- Exercise description
Search the records below for the word "type". Pull out each line that has it.
____
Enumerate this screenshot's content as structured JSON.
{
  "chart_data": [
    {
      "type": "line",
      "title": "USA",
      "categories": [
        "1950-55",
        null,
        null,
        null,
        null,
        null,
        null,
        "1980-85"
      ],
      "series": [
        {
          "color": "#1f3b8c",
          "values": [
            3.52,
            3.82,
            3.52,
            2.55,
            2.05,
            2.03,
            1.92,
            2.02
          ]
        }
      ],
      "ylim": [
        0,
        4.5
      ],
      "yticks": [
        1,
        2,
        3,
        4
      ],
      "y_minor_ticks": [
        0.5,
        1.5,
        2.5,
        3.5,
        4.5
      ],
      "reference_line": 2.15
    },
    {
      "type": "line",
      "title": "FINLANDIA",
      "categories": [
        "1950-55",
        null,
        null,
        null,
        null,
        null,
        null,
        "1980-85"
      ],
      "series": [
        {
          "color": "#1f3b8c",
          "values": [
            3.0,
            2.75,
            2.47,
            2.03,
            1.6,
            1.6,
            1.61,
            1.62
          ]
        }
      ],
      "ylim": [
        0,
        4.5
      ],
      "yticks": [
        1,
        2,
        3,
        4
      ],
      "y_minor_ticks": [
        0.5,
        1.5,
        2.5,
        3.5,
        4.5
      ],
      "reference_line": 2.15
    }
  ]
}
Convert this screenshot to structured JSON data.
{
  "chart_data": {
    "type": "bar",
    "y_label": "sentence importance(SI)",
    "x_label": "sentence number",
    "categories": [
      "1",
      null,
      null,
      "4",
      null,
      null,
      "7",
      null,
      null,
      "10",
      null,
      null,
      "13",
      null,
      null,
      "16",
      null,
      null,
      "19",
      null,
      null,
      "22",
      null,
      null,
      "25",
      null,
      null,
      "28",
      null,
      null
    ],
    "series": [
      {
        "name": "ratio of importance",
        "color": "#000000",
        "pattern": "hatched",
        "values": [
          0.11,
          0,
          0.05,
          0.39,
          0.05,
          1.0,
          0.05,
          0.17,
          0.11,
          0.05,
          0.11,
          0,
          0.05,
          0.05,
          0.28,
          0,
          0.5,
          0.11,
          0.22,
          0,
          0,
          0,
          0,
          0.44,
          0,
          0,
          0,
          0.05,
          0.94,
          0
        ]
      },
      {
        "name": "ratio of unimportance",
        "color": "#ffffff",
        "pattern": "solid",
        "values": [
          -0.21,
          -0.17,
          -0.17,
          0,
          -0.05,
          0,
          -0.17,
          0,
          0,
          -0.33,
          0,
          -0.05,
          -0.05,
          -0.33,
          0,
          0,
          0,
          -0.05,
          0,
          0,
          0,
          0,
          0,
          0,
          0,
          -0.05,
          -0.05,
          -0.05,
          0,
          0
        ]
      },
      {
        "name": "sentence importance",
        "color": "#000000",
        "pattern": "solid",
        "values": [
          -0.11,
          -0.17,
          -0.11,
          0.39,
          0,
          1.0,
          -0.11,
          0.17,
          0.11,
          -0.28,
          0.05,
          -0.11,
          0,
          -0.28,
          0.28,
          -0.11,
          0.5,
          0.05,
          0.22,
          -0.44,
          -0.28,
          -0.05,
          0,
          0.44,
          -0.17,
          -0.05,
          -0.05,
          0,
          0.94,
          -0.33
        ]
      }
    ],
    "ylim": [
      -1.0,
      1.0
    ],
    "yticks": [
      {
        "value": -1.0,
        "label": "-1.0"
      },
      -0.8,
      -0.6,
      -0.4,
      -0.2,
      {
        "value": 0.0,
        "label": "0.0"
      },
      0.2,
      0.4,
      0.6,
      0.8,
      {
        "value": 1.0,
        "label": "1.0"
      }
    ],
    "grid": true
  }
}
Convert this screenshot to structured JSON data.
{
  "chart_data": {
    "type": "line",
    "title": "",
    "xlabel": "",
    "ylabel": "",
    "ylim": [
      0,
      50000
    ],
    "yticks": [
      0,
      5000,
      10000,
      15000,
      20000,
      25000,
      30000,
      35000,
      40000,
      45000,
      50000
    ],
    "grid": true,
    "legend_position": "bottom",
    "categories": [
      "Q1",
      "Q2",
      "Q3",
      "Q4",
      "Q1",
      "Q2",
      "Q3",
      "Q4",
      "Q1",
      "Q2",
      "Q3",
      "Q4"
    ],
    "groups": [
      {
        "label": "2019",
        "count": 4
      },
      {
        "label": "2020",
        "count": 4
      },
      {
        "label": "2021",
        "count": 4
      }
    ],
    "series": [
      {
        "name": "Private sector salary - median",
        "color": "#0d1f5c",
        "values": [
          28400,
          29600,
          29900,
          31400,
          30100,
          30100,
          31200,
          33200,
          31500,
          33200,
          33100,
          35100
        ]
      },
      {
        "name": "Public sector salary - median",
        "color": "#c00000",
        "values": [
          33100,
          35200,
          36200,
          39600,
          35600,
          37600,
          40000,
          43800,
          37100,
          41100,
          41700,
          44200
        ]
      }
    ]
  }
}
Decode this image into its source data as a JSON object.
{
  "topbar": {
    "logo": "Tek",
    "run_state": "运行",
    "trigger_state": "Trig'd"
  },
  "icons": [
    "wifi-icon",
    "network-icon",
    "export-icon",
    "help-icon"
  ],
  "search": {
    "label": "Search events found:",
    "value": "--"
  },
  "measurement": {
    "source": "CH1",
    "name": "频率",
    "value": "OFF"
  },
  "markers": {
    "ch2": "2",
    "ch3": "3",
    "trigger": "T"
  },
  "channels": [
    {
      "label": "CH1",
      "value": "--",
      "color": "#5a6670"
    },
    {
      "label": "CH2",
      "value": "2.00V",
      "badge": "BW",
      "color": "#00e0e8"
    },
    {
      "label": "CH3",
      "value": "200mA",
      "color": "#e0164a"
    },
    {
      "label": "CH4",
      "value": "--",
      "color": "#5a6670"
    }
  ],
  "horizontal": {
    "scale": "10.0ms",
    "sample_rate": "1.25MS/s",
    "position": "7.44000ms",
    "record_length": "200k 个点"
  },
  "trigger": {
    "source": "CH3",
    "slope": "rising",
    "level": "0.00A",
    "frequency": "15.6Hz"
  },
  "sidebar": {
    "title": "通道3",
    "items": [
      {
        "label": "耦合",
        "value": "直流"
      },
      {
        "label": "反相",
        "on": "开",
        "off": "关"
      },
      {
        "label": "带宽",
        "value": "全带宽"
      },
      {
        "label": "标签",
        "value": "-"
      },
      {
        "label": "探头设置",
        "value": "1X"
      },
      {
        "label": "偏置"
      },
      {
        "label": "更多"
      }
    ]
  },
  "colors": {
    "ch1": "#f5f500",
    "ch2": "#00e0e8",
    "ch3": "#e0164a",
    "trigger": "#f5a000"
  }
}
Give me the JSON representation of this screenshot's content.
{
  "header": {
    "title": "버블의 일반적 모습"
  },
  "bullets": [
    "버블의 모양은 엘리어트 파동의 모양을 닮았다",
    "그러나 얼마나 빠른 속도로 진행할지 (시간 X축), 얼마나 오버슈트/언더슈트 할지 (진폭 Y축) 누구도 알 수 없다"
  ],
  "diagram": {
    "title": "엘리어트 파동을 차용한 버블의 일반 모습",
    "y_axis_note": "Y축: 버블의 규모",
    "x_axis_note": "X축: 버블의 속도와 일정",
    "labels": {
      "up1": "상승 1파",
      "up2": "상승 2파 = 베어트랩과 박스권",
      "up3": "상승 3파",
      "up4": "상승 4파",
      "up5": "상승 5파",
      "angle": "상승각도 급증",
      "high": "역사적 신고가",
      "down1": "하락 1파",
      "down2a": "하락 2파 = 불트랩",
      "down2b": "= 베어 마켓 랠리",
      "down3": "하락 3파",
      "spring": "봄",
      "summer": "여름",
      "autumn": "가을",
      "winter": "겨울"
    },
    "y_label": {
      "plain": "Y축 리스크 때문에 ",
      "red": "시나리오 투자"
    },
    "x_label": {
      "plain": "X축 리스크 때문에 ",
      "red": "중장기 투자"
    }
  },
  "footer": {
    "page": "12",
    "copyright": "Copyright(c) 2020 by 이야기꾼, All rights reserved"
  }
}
____
- Output of the task
      "type": "line",
      "type": "line",
    "type": "bar",
    "type": "line",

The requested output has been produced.